Part of a data file
^^^^^^^^^^^^^^^^
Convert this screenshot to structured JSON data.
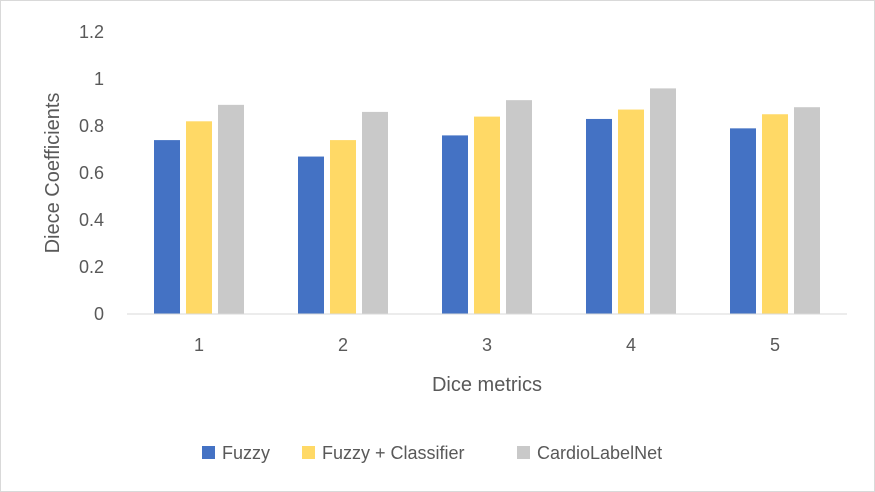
{
  "chart_data": {
    "type": "bar",
    "title": "",
    "xlabel": "Dice metrics",
    "ylabel": "Diece Coefficients",
    "categories": [
      "1",
      "2",
      "3",
      "4",
      "5"
    ],
    "series": [
      {
        "name": "Fuzzy",
        "color": "#4472C4",
        "values": [
          0.74,
          0.67,
          0.76,
          0.83,
          0.79
        ]
      },
      {
        "name": "Fuzzy + Classifier",
        "color": "#FFD966",
        "values": [
          0.82,
          0.74,
          0.84,
          0.87,
          0.85
        ]
      },
      {
        "name": "CardioLabelNet",
        "color": "#C9C9C9",
        "values": [
          0.89,
          0.86,
          0.91,
          0.96,
          0.88
        ]
      }
    ],
    "ylim": [
      0,
      1.2
    ],
    "yticks": [
      "0",
      "0.2",
      "0.4",
      "0.6",
      "0.8",
      "1",
      "1.2"
    ],
    "grid": false,
    "legend_position": "bottom"
  }
}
^^^^^^^^^^^^^^^^
Exercise description.
Reproduce the data word for word, excluding its pictures.

Full output.
Convert this screenshot to structured JSON data.
{
  "chart_data": {
    "type": "bar",
    "title": "",
    "xlabel": "Dice metrics",
    "ylabel": "Diece Coefficients",
    "categories": [
      "1",
      "2",
      "3",
      "4",
      "5"
    ],
    "series": [
      {
        "name": "Fuzzy",
        "color": "#4472C4",
        "values": [
          0.74,
          0.67,
          0.76,
          0.83,
          0.79
        ]
      },
      {
        "name": "Fuzzy + Classifier",
        "color": "#FFD966",
        "values": [
          0.82,
          0.74,
          0.84,
          0.87,
          0.85
        ]
      },
      {
        "name": "CardioLabelNet",
        "color": "#C9C9C9",
        "values": [
          0.89,
          0.86,
          0.91,
          0.96,
          0.88
        ]
      }
    ],
    "ylim": [
      0,
      1.2
    ],
    "yticks": [
      "0",
      "0.2",
      "0.4",
      "0.6",
      "0.8",
      "1",
      "1.2"
    ],
    "grid": false,
    "legend_position": "bottom"
  }
}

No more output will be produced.